WORK INSTRUCTIONS:
Copy out all of the material exactly.
** Begin **
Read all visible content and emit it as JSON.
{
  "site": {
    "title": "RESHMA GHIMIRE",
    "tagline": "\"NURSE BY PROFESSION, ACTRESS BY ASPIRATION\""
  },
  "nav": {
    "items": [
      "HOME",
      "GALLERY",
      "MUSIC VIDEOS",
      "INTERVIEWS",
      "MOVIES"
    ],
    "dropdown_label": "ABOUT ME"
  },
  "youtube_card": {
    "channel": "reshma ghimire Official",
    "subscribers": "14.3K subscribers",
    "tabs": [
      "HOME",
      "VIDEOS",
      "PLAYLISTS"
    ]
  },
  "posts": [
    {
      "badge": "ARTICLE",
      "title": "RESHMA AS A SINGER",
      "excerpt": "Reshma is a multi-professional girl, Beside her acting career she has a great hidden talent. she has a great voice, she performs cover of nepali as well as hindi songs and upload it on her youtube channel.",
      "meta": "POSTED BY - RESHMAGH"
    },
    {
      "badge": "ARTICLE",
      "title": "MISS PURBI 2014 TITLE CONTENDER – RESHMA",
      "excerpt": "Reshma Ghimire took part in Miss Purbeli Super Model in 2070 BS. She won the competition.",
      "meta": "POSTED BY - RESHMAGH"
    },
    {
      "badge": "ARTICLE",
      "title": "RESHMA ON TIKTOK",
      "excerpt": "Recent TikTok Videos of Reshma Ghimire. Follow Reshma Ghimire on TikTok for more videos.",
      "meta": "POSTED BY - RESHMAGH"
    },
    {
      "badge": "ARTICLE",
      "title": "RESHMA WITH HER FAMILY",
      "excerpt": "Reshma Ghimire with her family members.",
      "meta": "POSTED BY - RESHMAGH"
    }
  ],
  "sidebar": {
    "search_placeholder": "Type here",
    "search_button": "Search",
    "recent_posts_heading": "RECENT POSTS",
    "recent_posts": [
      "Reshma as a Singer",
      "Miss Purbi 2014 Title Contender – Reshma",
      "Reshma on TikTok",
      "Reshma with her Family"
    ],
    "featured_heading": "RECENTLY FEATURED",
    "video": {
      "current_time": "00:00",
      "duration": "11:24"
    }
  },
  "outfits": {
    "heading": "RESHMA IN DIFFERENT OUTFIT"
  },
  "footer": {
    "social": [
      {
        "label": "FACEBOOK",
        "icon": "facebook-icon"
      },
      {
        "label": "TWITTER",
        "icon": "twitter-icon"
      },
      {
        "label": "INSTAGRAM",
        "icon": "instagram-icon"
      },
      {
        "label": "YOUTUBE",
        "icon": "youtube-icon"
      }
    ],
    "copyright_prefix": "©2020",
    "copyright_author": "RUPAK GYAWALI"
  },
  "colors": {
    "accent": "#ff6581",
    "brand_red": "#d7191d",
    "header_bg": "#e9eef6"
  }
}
** End **
THE ANSWER:
Read all visible content and emit it as JSON.
{
  "site": {
    "title": "RESHMA GHIMIRE",
    "tagline": "\"NURSE BY PROFESSION, ACTRESS BY ASPIRATION\""
  },
  "nav": {
    "items": [
      "HOME",
      "GALLERY",
      "MUSIC VIDEOS",
      "INTERVIEWS",
      "MOVIES"
    ],
    "dropdown_label": "ABOUT ME"
  },
  "youtube_card": {
    "channel": "reshma ghimire Official",
    "subscribers": "14.3K subscribers",
    "tabs": [
      "HOME",
      "VIDEOS",
      "PLAYLISTS"
    ]
  },
  "posts": [
    {
      "badge": "ARTICLE",
      "title": "RESHMA AS A SINGER",
      "excerpt": "Reshma is a multi-professional girl, Beside her acting career she has a great hidden talent. she has a great voice, she performs cover of nepali as well as hindi songs and upload it on her youtube channel.",
      "meta": "POSTED BY - RESHMAGH"
    },
    {
      "badge": "ARTICLE",
      "title": "MISS PURBI 2014 TITLE CONTENDER – RESHMA",
      "excerpt": "Reshma Ghimire took part in Miss Purbeli Super Model in 2070 BS. She won the competition.",
      "meta": "POSTED BY - RESHMAGH"
    },
    {
      "badge": "ARTICLE",
      "title": "RESHMA ON TIKTOK",
      "excerpt": "Recent TikTok Videos of Reshma Ghimire. Follow Reshma Ghimire on TikTok for more videos.",
      "meta": "POSTED BY - RESHMAGH"
    },
    {
      "badge": "ARTICLE",
      "title": "RESHMA WITH HER FAMILY",
      "excerpt": "Reshma Ghimire with her family members.",
      "meta": "POSTED BY - RESHMAGH"
    }
  ],
  "sidebar": {
    "search_placeholder": "Type here",
    "search_button": "Search",
    "recent_posts_heading": "RECENT POSTS",
    "recent_posts": [
      "Reshma as a Singer",
      "Miss Purbi 2014 Title Contender – Reshma",
      "Reshma on TikTok",
      "Reshma with her Family"
    ],
    "featured_heading": "RECENTLY FEATURED",
    "video": {
      "current_time": "00:00",
      "duration": "11:24"
    }
  },
  "outfits": {
    "heading": "RESHMA IN DIFFERENT OUTFIT"
  },
  "footer": {
    "social": [
      {
        "label": "FACEBOOK",
        "icon": "facebook-icon"
      },
      {
        "label": "TWITTER",
        "icon": "twitter-icon"
      },
      {
        "label": "INSTAGRAM",
        "icon": "instagram-icon"
      },
      {
        "label": "YOUTUBE",
        "icon": "youtube-icon"
      }
    ],
    "copyright_prefix": "©2020",
    "copyright_author": "RUPAK GYAWALI"
  },
  "colors": {
    "accent": "#ff6581",
    "brand_red": "#d7191d",
    "header_bg": "#e9eef6"
  }
}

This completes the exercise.